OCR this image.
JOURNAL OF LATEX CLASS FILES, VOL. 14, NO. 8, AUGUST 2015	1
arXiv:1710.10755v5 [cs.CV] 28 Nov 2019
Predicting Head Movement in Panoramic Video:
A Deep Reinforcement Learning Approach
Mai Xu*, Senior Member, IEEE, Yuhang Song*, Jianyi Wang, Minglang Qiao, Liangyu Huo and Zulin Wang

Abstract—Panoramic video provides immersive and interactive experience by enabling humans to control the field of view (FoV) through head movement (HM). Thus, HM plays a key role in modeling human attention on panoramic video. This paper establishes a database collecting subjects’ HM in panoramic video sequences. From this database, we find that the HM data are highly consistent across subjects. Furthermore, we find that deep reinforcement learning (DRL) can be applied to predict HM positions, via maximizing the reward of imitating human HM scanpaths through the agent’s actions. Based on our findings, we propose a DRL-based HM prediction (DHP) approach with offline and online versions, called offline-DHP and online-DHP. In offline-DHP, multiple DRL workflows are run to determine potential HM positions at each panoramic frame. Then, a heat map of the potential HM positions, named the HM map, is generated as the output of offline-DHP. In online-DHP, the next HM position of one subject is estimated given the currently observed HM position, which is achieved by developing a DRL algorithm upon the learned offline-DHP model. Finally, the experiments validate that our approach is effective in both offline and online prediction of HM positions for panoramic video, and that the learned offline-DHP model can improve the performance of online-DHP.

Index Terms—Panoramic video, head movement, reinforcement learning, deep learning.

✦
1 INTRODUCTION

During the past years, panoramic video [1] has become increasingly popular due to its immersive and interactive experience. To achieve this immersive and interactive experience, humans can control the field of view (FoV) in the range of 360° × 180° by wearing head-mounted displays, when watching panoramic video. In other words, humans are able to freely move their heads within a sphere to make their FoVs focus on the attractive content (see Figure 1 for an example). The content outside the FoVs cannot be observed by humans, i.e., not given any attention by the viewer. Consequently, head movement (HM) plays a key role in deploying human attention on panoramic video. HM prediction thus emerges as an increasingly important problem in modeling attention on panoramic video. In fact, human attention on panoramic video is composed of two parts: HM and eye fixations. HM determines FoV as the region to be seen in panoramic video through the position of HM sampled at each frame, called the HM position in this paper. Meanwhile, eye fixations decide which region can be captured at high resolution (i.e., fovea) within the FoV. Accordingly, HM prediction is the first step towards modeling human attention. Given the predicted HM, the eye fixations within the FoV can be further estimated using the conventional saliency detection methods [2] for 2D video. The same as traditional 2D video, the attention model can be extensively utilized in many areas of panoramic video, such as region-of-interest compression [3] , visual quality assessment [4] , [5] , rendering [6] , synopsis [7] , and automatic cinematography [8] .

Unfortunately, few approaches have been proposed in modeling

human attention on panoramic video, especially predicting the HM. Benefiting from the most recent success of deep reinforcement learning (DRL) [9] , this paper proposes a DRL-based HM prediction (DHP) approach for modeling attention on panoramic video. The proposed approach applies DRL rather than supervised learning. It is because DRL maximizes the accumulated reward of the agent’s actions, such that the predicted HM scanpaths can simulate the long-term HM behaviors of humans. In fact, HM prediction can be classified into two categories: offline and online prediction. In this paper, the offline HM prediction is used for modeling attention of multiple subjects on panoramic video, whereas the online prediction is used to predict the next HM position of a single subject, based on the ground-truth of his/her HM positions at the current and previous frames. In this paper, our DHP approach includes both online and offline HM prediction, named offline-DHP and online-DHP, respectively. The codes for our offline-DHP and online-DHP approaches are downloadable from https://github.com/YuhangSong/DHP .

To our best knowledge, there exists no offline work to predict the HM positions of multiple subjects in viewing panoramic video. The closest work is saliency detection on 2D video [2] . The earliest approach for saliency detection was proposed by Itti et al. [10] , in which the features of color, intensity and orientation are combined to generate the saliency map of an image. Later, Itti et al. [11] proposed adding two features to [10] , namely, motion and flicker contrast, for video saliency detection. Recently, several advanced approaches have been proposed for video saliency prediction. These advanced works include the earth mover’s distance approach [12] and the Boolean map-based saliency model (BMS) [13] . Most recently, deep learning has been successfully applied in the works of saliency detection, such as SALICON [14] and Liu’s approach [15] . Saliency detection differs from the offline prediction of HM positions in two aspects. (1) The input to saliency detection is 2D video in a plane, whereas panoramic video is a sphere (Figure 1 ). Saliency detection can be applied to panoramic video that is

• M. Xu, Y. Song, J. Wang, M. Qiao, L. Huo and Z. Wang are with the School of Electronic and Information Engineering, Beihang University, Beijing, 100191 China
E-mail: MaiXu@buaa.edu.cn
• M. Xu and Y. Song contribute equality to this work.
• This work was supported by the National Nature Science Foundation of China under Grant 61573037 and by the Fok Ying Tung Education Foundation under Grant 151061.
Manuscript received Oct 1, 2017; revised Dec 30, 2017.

· · · · ·

WHAT YOU ARE ASKED TO DO: In the records above, find the lines containing "Wang" and copy them.

EXERCISE RESPONSE:
Mai Xu*, Senior Member, IEEE, Yuhang Song*, Jianyi Wang, Minglang Qiao, Liangyu Huo and Zulin Wang
• M. Xu, Y. Song, J. Wang, M. Qiao, L. Huo and Z. Wang are with the School of Electronic and Information Engineering, Beihang University, Beijing, 100191 China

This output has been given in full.